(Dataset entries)

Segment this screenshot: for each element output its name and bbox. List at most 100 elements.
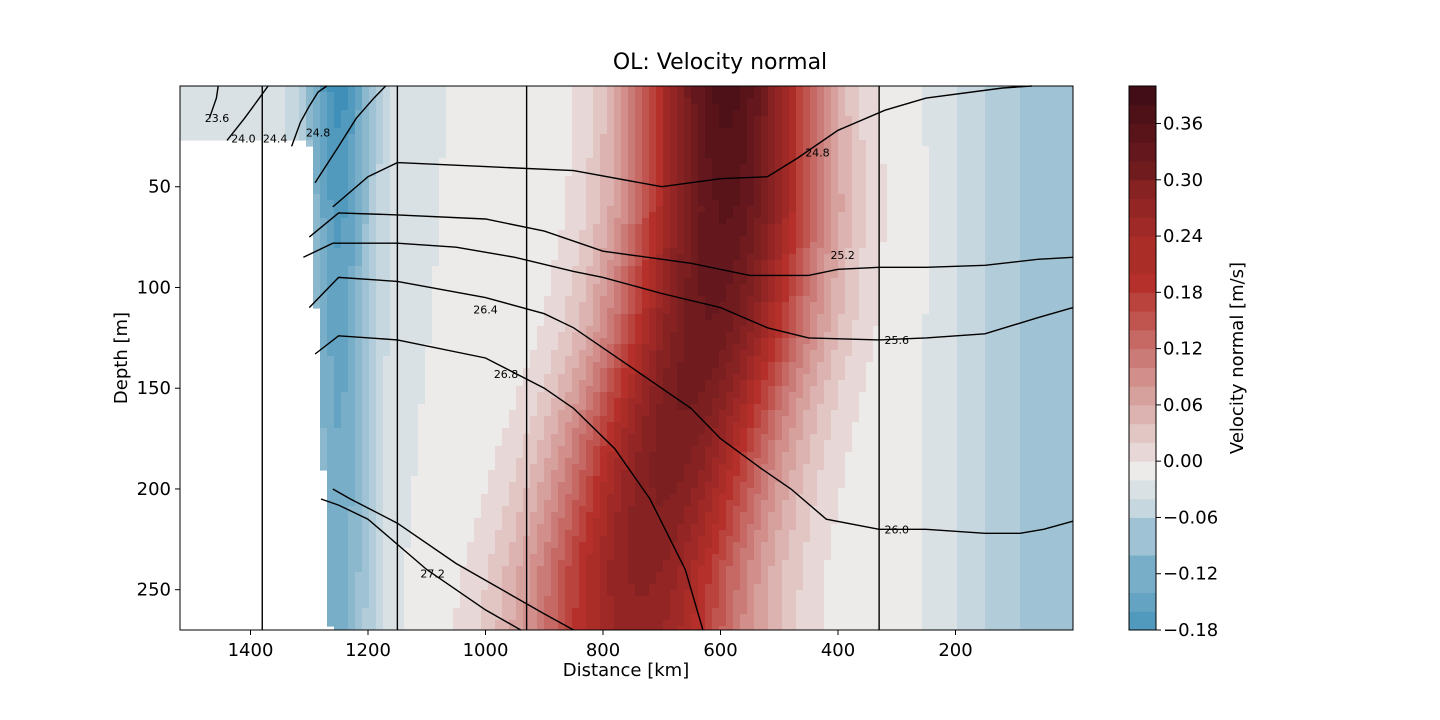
- heatmap-cell: [362, 278, 370, 285]
- heatmap-cell: [999, 194, 1007, 201]
- heatmap-cell: [873, 278, 881, 285]
- heatmap-cell: [642, 116, 650, 123]
- heatmap-cell: [362, 182, 370, 189]
- heatmap-cell: [544, 98, 552, 105]
- heatmap-cell: [383, 308, 391, 315]
- heatmap-cell: [691, 164, 699, 171]
- heatmap-cell: [999, 338, 1007, 345]
- heatmap-cell: [621, 122, 629, 129]
- heatmap-cell: [243, 110, 251, 117]
- heatmap-cell: [642, 200, 650, 207]
- heatmap-cell: [992, 308, 1000, 315]
- heatmap-cell: [817, 164, 825, 171]
- heatmap-cell: [187, 110, 195, 117]
- heatmap-cell: [1034, 92, 1042, 99]
- heatmap-cell: [1013, 146, 1021, 153]
- heatmap-cell: [376, 278, 384, 285]
- heatmap-cell: [754, 266, 762, 273]
- heatmap-cell: [642, 344, 650, 351]
- heatmap-cell: [915, 302, 923, 309]
- heatmap-cell: [481, 326, 489, 333]
- heatmap-cell: [558, 284, 566, 291]
- heatmap-cell: [768, 242, 776, 249]
- heatmap-cell: [390, 104, 398, 111]
- heatmap-cell: [1069, 260, 1073, 267]
- heatmap-cell: [817, 290, 825, 297]
- heatmap-cell: [586, 314, 594, 321]
- heatmap-cell: [250, 116, 258, 123]
- heatmap-cell: [824, 194, 832, 201]
- heatmap-cell: [334, 290, 342, 297]
- heatmap-cell: [320, 140, 328, 147]
- heatmap-cell: [957, 266, 965, 273]
- heatmap-cell: [551, 254, 559, 261]
- heatmap-cell: [432, 308, 440, 315]
- heatmap-cell: [348, 158, 356, 165]
- heatmap-cell: [957, 122, 965, 129]
- heatmap-cell: [747, 296, 755, 303]
- heatmap-cell: [572, 140, 580, 147]
- heatmap-cell: [432, 188, 440, 195]
- heatmap-cell: [607, 98, 615, 105]
- heatmap-cell: [488, 206, 496, 213]
- heatmap-cell: [439, 224, 447, 231]
- heatmap-cell: [642, 308, 650, 315]
- heatmap-cell: [1048, 176, 1056, 183]
- heatmap-cell: [1027, 158, 1035, 165]
- heatmap-cell: [761, 188, 769, 195]
- heatmap-cell: [1062, 308, 1070, 315]
- heatmap-cell: [593, 86, 601, 93]
- heatmap-cell: [628, 98, 636, 105]
- heatmap-cell: [628, 260, 636, 267]
- heatmap-cell: [355, 176, 363, 183]
- heatmap-cell: [432, 218, 440, 225]
- heatmap-cell: [908, 236, 916, 243]
- heatmap-cell: [299, 98, 307, 105]
- heatmap-cell: [432, 122, 440, 129]
- heatmap-cell: [733, 158, 741, 165]
- heatmap-cell: [628, 326, 636, 333]
- heatmap-cell: [341, 110, 349, 117]
- heatmap-cell: [964, 86, 972, 93]
- heatmap-cell: [705, 86, 713, 93]
- heatmap-cell: [1055, 128, 1063, 135]
- heatmap-cell: [922, 302, 930, 309]
- heatmap-cell: [929, 182, 937, 189]
- heatmap-cell: [327, 314, 335, 321]
- heatmap-cell: [341, 230, 349, 237]
- heatmap-cell: [432, 158, 440, 165]
- heatmap-cell: [719, 134, 727, 141]
- heatmap-cell: [278, 104, 286, 111]
- heatmap-cell: [887, 212, 895, 219]
- heatmap-cell: [936, 266, 944, 273]
- heatmap-cell: [922, 140, 930, 147]
- heatmap-cell: [362, 194, 370, 201]
- heatmap-cell: [971, 344, 979, 351]
- heatmap-cell: [635, 290, 643, 297]
- heatmap-cell: [558, 182, 566, 189]
- heatmap-cell: [404, 332, 412, 339]
- heatmap-cell: [726, 188, 734, 195]
- heatmap-cell: [418, 332, 426, 339]
- heatmap-cell: [831, 176, 839, 183]
- heatmap-cell: [936, 308, 944, 315]
- heatmap-cell: [1048, 308, 1056, 315]
- heatmap-cell: [285, 92, 293, 99]
- heatmap-cell: [460, 266, 468, 273]
- heatmap-cell: [971, 272, 979, 279]
- heatmap-cell: [866, 110, 874, 117]
- heatmap-cell: [579, 200, 587, 207]
- heatmap-cell: [887, 128, 895, 135]
- heatmap-cell: [488, 224, 496, 231]
- heatmap-cell: [1034, 158, 1042, 165]
- heatmap-cell: [670, 194, 678, 201]
- heatmap-cell: [628, 152, 636, 159]
- heatmap-cell: [1013, 140, 1021, 147]
- heatmap-cell: [747, 290, 755, 297]
- heatmap-cell: [782, 146, 790, 153]
- heatmap-cell: [782, 170, 790, 177]
- heatmap-cell: [845, 296, 853, 303]
- heatmap-cell: [992, 296, 1000, 303]
- heatmap-cell: [390, 350, 398, 357]
- heatmap-cell: [978, 92, 986, 99]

[WHAT IS BEING ASKED]
Please rewrite the material's lines, swapping "heatmap-cell" for "heatmap-tile" and changing nothing else. Begin at the line that has "- heatmap-cell: [362, 278, 370, 285]" and stop after the line that has "- heatmap-cell: [341, 110, 349, 117]".

[RESULT BELOW]
- heatmap-tile: [362, 278, 370, 285]
- heatmap-tile: [999, 194, 1007, 201]
- heatmap-tile: [873, 278, 881, 285]
- heatmap-tile: [642, 116, 650, 123]
- heatmap-tile: [362, 182, 370, 189]
- heatmap-tile: [544, 98, 552, 105]
- heatmap-tile: [383, 308, 391, 315]
- heatmap-tile: [691, 164, 699, 171]
- heatmap-tile: [999, 338, 1007, 345]
- heatmap-tile: [621, 122, 629, 129]
- heatmap-tile: [243, 110, 251, 117]
- heatmap-tile: [642, 200, 650, 207]
- heatmap-tile: [992, 308, 1000, 315]
- heatmap-tile: [817, 164, 825, 171]
- heatmap-tile: [187, 110, 195, 117]
- heatmap-tile: [1034, 92, 1042, 99]
- heatmap-tile: [1013, 146, 1021, 153]
- heatmap-tile: [376, 278, 384, 285]
- heatmap-tile: [754, 266, 762, 273]
- heatmap-tile: [642, 344, 650, 351]
- heatmap-tile: [915, 302, 923, 309]
- heatmap-tile: [481, 326, 489, 333]
- heatmap-tile: [558, 284, 566, 291]
- heatmap-tile: [768, 242, 776, 249]
- heatmap-tile: [390, 104, 398, 111]
- heatmap-tile: [1069, 260, 1073, 267]
- heatmap-tile: [817, 290, 825, 297]
- heatmap-tile: [586, 314, 594, 321]
- heatmap-tile: [250, 116, 258, 123]
- heatmap-tile: [824, 194, 832, 201]
- heatmap-tile: [334, 290, 342, 297]
- heatmap-tile: [320, 140, 328, 147]
- heatmap-tile: [957, 266, 965, 273]
- heatmap-tile: [551, 254, 559, 261]
- heatmap-tile: [432, 308, 440, 315]
- heatmap-tile: [348, 158, 356, 165]
- heatmap-tile: [957, 122, 965, 129]
- heatmap-tile: [747, 296, 755, 303]
- heatmap-tile: [572, 140, 580, 147]
- heatmap-tile: [432, 188, 440, 195]
- heatmap-tile: [607, 98, 615, 105]
- heatmap-tile: [488, 206, 496, 213]
- heatmap-tile: [439, 224, 447, 231]
- heatmap-tile: [642, 308, 650, 315]
- heatmap-tile: [1048, 176, 1056, 183]
- heatmap-tile: [1027, 158, 1035, 165]
- heatmap-tile: [761, 188, 769, 195]
- heatmap-tile: [1062, 308, 1070, 315]
- heatmap-tile: [593, 86, 601, 93]
- heatmap-tile: [628, 98, 636, 105]
- heatmap-tile: [628, 260, 636, 267]
- heatmap-tile: [355, 176, 363, 183]
- heatmap-tile: [432, 218, 440, 225]
- heatmap-tile: [908, 236, 916, 243]
- heatmap-tile: [299, 98, 307, 105]
- heatmap-tile: [432, 122, 440, 129]
- heatmap-tile: [733, 158, 741, 165]
- heatmap-tile: [628, 326, 636, 333]
- heatmap-tile: [341, 110, 349, 117]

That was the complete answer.